Given problem:
Where a line of the listing below includes the word "الأول", reproduce that line.

Data to use:

(begin)

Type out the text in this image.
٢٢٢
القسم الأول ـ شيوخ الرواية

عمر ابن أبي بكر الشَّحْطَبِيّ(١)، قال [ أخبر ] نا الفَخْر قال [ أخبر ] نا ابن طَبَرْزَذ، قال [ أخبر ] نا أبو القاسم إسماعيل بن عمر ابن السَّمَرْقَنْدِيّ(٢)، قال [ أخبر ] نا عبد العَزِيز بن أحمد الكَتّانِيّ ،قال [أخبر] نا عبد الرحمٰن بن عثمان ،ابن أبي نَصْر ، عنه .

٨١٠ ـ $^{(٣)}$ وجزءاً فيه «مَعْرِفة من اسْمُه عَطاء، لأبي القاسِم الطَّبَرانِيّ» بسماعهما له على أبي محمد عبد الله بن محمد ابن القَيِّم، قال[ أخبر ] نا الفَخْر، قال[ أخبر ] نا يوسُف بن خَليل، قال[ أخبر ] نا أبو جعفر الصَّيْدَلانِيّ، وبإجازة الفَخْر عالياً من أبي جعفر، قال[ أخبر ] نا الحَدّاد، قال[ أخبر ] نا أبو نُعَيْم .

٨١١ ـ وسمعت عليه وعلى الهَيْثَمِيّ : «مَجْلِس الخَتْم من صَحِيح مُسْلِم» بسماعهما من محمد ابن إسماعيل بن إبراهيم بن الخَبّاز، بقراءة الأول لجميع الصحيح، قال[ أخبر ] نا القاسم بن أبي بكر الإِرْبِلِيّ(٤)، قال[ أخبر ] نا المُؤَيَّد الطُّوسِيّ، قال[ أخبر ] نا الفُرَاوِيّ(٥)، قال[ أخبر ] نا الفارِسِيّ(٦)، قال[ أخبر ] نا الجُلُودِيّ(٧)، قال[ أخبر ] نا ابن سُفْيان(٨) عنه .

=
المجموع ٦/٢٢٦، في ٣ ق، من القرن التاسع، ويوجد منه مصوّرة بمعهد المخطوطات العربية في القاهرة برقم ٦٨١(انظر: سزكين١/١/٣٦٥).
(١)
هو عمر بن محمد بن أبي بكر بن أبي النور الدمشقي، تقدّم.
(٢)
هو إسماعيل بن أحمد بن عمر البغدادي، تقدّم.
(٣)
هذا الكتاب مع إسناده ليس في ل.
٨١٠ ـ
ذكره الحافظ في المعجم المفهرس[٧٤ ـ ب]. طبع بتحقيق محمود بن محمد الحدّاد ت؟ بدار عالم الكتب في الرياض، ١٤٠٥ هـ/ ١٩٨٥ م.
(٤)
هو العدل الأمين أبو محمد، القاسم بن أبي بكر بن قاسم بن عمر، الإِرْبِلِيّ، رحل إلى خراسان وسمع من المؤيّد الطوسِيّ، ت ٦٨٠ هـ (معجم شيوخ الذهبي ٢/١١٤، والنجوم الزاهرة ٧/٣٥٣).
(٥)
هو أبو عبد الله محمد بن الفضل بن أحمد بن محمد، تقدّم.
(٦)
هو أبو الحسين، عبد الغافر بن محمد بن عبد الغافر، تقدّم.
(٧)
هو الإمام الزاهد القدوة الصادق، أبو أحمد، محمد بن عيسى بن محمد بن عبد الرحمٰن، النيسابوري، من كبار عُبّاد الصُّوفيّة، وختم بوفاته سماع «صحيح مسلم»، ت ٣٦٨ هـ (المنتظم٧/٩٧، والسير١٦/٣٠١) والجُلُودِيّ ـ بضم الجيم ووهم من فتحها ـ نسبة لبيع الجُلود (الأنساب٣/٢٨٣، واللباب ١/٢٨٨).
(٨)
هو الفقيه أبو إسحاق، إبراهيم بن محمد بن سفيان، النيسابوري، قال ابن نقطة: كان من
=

(end)

Task answer:
القسم الأول ـ شيوخ الرواية
٨١١ ـ وسمعت عليه وعلى الهَيْثَمِيّ : «مَجْلِس الخَتْم من صَحِيح مُسْلِم» بسماعهما من محمد ابن إسماعيل بن إبراهيم بن الخَبّاز، بقراءة الأول لجميع الصحيح، قال[ أخبر ] نا القاسم بن أبي بكر الإِرْبِلِيّ(٤)، قال[ أخبر ] نا المُؤَيَّد الطُّوسِيّ، قال[ أخبر ] نا الفُرَاوِيّ(٥)، قال[ أخبر ] نا الفارِسِيّ(٦)، قال[ أخبر ] نا الجُلُودِيّ(٧)، قال[ أخبر ] نا ابن سُفْيان(٨) عنه .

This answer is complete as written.